▸ **Information supplied**
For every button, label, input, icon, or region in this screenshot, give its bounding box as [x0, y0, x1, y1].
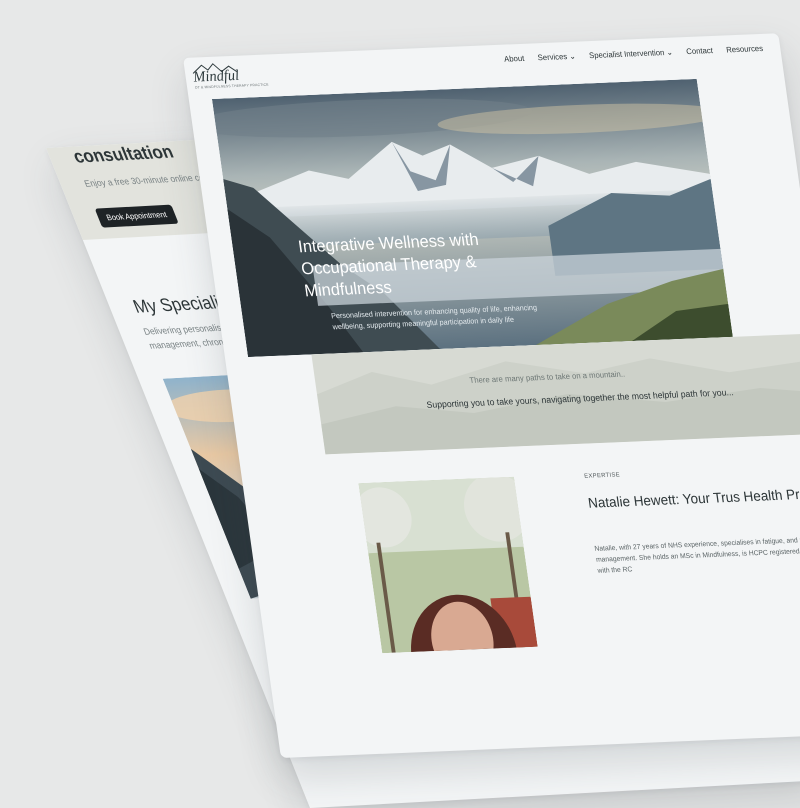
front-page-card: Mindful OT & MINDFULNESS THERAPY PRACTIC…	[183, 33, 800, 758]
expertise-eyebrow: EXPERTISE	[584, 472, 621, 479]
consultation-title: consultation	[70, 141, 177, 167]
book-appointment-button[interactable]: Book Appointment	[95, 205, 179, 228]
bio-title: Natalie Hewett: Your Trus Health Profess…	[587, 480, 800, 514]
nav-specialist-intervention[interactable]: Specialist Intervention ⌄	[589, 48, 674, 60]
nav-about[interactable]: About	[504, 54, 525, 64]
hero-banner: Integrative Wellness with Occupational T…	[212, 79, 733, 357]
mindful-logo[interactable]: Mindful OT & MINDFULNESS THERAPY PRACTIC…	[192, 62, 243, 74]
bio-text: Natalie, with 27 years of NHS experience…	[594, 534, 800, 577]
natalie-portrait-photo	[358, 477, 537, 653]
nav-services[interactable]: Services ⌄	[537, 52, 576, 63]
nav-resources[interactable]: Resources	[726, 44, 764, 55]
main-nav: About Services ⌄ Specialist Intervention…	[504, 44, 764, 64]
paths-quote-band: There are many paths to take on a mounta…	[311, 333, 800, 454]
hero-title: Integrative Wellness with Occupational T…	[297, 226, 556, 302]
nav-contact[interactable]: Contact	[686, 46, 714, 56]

---

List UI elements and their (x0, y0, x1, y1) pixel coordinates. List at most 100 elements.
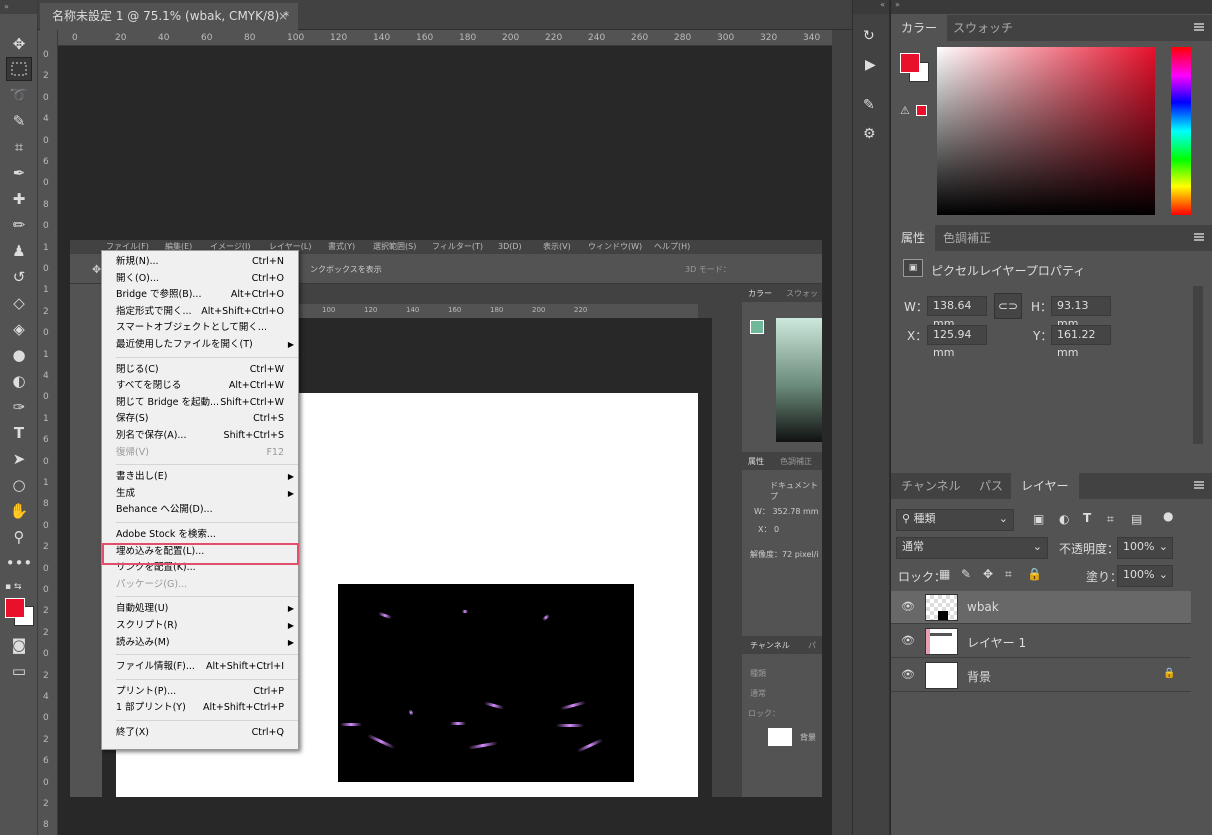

---

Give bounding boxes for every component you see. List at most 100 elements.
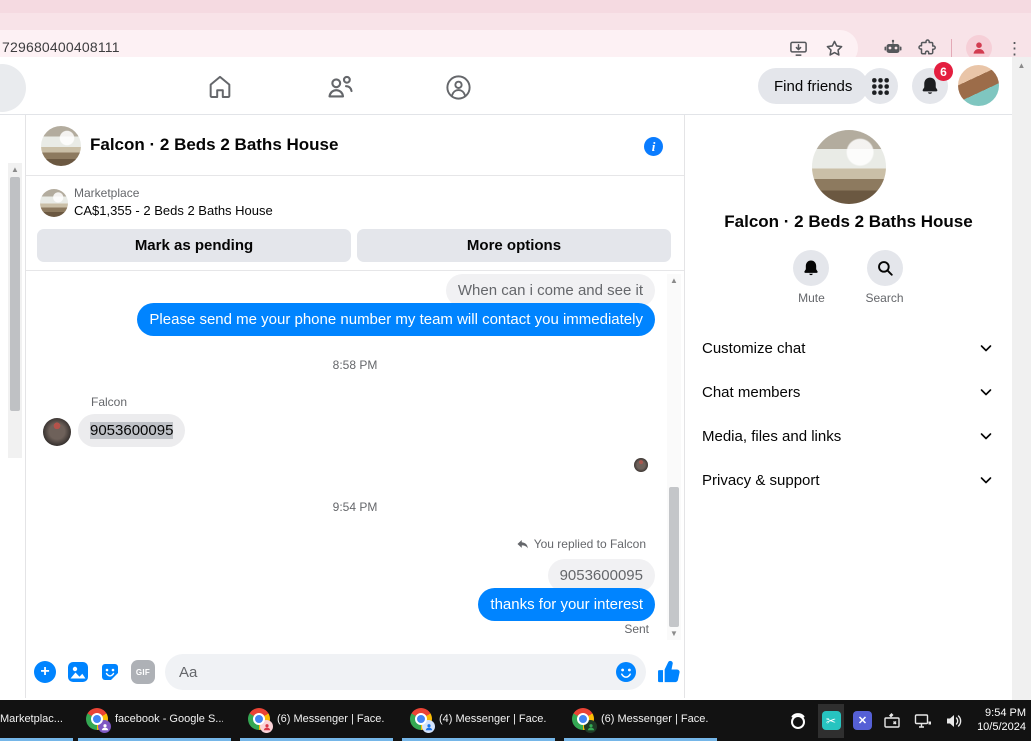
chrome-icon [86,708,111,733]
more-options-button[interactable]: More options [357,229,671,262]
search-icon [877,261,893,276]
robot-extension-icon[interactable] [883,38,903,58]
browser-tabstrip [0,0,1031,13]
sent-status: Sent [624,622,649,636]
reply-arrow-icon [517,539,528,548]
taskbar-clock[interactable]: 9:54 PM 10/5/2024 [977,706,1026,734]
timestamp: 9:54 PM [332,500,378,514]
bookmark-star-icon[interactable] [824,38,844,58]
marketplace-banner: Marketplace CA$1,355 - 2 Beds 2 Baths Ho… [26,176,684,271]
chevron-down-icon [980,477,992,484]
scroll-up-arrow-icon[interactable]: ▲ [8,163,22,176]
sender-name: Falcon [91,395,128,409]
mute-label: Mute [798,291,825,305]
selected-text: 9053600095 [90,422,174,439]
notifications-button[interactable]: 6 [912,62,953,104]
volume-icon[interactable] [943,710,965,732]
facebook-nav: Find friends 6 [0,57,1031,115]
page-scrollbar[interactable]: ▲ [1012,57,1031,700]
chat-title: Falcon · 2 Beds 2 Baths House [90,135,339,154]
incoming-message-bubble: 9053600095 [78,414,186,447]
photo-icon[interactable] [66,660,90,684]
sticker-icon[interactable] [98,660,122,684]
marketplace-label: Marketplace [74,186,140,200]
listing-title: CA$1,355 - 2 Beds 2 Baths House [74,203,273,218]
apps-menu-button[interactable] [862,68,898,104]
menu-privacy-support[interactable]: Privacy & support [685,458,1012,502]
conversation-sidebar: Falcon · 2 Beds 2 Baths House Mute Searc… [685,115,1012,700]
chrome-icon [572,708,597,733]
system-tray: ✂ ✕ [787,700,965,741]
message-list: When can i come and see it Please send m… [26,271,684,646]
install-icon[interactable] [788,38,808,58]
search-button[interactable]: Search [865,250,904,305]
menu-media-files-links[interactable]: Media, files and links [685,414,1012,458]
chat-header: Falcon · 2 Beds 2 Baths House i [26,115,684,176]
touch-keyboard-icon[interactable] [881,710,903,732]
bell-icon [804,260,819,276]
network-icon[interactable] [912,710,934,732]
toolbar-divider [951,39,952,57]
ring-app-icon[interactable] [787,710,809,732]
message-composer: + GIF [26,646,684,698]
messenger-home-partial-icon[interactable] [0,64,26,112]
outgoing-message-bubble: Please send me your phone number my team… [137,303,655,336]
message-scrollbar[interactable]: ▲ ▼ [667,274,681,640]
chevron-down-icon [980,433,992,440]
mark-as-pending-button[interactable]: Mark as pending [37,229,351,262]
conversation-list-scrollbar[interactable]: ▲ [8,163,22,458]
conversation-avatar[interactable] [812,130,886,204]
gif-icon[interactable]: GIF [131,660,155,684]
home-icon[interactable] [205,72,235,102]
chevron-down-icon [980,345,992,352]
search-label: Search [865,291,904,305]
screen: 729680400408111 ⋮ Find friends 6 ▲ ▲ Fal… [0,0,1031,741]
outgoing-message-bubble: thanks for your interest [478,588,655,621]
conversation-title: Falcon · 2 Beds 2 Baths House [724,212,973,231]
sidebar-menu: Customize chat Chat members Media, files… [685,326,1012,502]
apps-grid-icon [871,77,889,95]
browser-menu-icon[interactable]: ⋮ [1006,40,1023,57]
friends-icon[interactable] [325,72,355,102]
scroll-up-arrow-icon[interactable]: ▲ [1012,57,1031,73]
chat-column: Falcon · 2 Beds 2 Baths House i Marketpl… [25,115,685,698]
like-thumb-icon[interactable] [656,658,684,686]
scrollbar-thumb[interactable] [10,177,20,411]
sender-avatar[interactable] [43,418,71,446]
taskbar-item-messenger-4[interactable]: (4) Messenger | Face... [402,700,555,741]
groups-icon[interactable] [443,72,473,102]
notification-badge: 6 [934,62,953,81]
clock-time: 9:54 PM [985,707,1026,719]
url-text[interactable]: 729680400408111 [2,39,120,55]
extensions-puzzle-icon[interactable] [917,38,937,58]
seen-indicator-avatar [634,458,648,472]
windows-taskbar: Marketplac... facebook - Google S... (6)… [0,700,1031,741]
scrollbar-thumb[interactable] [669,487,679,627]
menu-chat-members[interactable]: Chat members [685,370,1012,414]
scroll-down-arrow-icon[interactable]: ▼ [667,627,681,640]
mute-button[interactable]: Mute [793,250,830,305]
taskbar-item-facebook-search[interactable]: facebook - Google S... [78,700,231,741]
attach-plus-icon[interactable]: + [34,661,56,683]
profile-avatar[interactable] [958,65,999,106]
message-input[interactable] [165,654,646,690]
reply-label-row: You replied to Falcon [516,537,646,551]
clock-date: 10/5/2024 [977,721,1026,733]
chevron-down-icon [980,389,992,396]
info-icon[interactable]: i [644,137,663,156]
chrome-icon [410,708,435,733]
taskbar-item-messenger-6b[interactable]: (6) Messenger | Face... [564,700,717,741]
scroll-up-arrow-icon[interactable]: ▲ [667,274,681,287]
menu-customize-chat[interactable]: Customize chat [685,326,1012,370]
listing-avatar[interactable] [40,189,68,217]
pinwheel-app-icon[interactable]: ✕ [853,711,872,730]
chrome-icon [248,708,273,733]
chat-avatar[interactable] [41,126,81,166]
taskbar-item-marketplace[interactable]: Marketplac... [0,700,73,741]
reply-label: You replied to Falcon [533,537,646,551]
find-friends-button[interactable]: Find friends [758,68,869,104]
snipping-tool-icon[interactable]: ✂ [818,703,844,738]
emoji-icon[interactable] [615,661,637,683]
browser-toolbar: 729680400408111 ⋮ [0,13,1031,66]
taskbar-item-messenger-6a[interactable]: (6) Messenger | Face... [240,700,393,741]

▸ **Task instructions**
Rewrite the stretch from "For every button, label, input, icon, or" through "477, 537, 653]" with "screenshot" replaced by "image", keeping everything else the same. Leave the picture out of your answer.

▸ **Task response**
For every button, label, input, icon, or region in this image, give its bounding box as [x0, y0, x1, y1].
front-page-card: Mindful OT & MINDFULNESS THERAPY PRACTIC…	[183, 33, 800, 758]
expertise-eyebrow: EXPERTISE	[584, 472, 621, 479]
consultation-title: consultation	[70, 141, 177, 167]
book-appointment-button[interactable]: Book Appointment	[95, 205, 179, 228]
bio-title: Natalie Hewett: Your Trus Health Profess…	[587, 480, 800, 514]
nav-specialist-intervention[interactable]: Specialist Intervention ⌄	[589, 48, 674, 60]
nav-about[interactable]: About	[504, 54, 525, 64]
hero-banner: Integrative Wellness with Occupational T…	[212, 79, 733, 357]
mindful-logo[interactable]: Mindful OT & MINDFULNESS THERAPY PRACTIC…	[192, 62, 243, 74]
bio-text: Natalie, with 27 years of NHS experience…	[594, 534, 800, 577]
natalie-portrait-photo	[358, 477, 537, 653]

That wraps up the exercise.